══ Data supplied
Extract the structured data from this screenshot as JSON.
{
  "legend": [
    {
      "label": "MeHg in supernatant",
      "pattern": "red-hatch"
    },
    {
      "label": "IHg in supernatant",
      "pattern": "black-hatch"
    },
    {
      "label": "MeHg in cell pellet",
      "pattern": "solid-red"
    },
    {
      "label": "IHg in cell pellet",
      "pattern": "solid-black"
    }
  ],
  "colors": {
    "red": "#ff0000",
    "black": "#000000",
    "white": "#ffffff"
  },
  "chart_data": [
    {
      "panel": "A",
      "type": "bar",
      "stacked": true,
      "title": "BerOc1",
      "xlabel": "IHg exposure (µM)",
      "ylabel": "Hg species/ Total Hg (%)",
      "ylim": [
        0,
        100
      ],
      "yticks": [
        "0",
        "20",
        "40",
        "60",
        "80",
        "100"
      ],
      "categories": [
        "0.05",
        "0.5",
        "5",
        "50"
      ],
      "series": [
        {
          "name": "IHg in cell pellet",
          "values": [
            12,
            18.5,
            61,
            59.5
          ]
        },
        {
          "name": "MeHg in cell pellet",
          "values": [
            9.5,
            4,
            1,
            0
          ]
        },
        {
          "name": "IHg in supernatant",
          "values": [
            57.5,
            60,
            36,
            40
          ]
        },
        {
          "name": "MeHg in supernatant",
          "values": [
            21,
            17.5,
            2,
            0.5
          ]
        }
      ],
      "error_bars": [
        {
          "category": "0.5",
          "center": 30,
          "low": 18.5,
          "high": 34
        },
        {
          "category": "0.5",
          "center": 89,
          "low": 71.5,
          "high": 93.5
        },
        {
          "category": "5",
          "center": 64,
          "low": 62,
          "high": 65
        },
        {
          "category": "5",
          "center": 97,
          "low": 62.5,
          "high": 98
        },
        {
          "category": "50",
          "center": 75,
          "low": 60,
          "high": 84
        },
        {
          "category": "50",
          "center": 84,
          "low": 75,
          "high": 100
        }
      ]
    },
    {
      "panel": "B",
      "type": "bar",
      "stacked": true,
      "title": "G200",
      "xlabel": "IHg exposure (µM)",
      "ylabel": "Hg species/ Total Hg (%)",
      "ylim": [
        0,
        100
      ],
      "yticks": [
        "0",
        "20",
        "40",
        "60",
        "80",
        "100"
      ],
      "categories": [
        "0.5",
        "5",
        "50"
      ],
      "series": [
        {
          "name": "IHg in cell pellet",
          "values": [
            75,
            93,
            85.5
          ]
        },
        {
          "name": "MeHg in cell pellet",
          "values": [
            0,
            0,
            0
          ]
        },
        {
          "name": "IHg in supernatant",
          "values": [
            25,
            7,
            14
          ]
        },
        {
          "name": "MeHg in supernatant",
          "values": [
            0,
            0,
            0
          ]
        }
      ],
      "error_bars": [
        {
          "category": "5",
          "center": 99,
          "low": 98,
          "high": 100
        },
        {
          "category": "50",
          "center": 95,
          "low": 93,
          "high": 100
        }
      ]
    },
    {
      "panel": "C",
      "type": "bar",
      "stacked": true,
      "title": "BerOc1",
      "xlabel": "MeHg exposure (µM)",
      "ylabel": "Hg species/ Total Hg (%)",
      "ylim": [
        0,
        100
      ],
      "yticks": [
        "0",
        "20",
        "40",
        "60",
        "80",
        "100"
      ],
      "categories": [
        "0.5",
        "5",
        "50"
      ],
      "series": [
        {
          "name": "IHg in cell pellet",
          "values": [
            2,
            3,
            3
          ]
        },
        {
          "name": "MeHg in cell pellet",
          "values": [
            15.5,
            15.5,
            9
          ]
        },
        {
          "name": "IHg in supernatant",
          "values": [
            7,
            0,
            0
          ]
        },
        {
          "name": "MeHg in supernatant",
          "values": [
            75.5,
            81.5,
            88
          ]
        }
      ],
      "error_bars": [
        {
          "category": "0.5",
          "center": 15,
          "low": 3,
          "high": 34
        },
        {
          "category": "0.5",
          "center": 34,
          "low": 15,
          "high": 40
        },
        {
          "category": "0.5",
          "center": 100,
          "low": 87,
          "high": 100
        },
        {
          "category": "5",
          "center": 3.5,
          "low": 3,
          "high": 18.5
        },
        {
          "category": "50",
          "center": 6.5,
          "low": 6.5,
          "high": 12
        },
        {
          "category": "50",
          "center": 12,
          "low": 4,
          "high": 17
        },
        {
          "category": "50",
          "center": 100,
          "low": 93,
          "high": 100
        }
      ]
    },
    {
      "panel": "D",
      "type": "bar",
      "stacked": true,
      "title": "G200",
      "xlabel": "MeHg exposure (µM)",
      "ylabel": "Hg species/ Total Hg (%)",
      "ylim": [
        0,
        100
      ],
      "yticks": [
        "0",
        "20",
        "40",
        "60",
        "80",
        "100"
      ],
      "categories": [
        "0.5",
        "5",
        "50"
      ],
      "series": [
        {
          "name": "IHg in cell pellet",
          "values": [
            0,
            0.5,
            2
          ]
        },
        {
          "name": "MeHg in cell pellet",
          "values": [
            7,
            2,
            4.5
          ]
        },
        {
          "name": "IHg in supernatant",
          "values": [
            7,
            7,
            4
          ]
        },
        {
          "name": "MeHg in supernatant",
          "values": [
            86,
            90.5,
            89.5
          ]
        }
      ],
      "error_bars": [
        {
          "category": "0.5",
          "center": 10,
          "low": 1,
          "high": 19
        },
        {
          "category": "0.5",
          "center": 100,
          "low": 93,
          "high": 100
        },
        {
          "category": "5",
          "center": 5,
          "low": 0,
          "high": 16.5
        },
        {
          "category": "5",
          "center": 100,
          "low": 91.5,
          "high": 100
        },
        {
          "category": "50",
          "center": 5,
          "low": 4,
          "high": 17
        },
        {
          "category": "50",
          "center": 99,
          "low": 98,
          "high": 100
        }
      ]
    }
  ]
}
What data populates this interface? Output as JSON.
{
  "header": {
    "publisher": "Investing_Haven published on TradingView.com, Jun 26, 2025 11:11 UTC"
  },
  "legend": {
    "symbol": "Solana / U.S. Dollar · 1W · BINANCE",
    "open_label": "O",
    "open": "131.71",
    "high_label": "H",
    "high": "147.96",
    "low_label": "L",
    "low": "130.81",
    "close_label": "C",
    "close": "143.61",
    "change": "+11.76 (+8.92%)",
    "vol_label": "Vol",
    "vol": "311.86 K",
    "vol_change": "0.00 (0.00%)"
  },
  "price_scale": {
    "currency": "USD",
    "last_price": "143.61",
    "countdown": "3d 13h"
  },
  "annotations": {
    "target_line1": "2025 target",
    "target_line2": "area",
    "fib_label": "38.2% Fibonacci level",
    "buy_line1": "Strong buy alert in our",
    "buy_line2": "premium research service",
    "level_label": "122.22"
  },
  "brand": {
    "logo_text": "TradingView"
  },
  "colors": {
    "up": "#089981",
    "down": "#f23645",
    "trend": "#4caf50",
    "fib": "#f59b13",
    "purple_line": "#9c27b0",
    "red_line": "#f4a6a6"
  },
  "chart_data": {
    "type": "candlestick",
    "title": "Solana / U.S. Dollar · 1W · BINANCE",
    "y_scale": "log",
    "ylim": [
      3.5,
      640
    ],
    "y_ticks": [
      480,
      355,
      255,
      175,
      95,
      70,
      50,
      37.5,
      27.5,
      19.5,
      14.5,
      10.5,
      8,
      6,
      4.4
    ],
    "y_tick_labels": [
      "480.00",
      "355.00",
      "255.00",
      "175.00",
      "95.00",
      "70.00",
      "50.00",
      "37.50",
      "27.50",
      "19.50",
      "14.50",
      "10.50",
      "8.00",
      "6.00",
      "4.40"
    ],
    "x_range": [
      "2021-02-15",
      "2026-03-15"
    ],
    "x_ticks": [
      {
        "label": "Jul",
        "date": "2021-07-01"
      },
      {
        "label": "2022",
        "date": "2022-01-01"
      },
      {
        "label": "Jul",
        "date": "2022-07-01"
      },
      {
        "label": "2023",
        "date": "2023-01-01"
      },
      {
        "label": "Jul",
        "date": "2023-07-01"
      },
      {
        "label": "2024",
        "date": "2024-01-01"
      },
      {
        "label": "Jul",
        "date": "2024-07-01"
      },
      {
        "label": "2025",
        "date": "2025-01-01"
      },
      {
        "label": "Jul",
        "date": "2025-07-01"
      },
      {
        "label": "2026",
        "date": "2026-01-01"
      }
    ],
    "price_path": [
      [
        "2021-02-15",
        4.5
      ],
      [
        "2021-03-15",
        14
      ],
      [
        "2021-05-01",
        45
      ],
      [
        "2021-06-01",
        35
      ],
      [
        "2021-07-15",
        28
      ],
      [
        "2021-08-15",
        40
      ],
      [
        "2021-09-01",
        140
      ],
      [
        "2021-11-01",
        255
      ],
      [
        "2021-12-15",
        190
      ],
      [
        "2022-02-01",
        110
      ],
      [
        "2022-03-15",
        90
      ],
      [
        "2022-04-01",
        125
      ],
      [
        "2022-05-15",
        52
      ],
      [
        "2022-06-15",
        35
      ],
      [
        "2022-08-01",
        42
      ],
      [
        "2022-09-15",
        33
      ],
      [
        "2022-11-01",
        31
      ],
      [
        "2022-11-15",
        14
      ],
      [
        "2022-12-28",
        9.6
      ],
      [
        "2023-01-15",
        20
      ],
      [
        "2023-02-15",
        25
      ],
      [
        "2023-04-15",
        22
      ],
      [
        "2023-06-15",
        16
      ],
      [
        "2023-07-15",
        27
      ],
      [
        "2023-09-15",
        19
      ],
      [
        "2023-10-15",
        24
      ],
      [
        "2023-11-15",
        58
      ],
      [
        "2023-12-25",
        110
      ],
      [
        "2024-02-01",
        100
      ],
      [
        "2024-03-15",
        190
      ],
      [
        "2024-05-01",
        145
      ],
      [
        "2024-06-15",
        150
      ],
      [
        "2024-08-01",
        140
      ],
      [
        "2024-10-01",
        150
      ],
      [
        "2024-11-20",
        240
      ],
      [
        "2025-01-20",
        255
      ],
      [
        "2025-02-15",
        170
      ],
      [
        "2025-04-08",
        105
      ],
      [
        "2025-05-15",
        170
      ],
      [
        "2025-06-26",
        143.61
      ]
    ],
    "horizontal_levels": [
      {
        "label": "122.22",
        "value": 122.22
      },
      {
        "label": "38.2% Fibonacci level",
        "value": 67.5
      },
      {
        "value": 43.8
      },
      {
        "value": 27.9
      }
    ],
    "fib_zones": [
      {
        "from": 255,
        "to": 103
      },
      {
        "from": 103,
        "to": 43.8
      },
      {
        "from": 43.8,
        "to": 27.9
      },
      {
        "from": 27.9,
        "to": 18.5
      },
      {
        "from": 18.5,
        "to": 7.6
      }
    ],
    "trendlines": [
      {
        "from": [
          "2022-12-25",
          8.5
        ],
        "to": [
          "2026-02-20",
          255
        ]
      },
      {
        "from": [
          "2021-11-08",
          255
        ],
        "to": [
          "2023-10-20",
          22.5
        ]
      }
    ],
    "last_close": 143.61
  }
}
════
* Given task: From the data above, copy each line that holds "date".

* Exercise answer:
        "date": "2021-07-01"
        "date": "2022-01-01"
        "date": "2022-07-01"
        "date": "2023-01-01"
        "date": "2023-07-01"
        "date": "2024-01-01"
        "date": "2024-07-01"
        "date": "2025-01-01"
        "date": "2025-07-01"
        "date": "2026-01-01"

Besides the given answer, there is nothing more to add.